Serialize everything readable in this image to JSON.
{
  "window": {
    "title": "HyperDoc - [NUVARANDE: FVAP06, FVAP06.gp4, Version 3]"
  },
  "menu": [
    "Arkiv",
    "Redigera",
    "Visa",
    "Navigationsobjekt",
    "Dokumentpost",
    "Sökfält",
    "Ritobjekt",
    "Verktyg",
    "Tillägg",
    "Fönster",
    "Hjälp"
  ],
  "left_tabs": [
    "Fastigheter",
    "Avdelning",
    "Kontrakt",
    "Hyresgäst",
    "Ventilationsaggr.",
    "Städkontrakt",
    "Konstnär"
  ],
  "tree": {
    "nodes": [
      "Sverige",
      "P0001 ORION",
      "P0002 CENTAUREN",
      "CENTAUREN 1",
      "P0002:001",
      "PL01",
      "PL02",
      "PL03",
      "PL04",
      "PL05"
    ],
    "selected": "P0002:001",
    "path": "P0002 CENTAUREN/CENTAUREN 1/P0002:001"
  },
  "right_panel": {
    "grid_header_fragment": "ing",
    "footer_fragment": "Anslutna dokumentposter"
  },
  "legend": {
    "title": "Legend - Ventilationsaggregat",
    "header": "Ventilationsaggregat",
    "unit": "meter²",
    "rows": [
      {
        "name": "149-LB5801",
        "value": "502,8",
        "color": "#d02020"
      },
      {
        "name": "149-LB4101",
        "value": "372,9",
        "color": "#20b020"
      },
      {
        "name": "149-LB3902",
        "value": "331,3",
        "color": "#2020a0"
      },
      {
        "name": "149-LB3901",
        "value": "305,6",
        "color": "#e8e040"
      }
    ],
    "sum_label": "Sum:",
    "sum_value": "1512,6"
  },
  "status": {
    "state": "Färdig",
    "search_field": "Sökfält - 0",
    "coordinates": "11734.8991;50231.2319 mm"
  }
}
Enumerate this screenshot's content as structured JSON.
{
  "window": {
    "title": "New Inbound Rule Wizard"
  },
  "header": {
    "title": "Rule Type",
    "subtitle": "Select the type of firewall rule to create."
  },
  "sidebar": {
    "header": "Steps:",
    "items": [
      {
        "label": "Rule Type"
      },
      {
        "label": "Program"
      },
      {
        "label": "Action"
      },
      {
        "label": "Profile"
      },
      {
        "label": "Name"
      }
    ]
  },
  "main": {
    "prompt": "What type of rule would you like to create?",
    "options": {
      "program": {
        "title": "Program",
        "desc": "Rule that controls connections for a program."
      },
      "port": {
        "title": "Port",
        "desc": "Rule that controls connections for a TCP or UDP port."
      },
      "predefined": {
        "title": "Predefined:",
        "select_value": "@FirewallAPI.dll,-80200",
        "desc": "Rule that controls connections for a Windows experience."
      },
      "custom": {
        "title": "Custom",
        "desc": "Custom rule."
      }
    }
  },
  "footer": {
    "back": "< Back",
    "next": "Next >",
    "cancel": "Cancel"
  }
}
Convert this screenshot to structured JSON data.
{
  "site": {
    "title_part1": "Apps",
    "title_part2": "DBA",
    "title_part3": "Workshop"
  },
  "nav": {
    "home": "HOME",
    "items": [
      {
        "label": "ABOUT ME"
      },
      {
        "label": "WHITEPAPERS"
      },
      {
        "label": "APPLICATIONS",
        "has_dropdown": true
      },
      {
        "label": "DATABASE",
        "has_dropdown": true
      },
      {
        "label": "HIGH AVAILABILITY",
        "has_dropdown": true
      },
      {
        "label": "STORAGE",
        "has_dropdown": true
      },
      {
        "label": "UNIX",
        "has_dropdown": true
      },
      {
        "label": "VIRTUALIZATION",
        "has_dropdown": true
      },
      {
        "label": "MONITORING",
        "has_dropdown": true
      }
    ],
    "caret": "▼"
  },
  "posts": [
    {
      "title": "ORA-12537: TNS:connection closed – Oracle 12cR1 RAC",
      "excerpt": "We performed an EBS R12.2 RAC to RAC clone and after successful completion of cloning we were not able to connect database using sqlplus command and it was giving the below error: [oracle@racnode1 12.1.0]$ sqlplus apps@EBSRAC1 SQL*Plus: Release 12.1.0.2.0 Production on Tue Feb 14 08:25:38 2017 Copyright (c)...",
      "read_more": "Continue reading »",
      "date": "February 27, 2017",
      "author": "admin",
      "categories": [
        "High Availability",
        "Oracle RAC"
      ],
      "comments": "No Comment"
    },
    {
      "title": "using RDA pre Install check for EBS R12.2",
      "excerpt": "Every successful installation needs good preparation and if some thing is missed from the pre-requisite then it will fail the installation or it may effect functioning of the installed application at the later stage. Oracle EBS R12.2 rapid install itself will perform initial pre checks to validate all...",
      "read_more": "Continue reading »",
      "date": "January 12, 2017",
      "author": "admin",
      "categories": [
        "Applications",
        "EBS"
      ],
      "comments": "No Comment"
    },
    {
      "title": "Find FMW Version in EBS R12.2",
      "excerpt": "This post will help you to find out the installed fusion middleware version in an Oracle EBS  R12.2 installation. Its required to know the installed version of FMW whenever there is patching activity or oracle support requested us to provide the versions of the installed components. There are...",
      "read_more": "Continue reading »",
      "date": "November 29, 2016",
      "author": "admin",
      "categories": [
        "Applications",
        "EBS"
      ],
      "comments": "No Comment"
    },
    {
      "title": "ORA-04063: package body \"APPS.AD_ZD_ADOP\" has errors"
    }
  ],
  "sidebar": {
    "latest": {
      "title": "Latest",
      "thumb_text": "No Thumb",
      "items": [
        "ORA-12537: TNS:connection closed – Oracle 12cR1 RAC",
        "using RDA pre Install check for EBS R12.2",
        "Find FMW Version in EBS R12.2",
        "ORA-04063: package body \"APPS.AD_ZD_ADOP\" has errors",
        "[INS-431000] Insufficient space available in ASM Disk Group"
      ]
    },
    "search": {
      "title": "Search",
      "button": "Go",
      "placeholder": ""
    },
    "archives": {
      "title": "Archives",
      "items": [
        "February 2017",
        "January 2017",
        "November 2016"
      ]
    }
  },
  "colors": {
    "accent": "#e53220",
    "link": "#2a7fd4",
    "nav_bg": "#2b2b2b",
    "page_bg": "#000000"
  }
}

==============================

Stated task: Filter the entries down to the lines with the word "structured" in them.

Answer to the task:
Enumerate this screenshot's content as structured JSON.
Convert this screenshot to structured JSON data.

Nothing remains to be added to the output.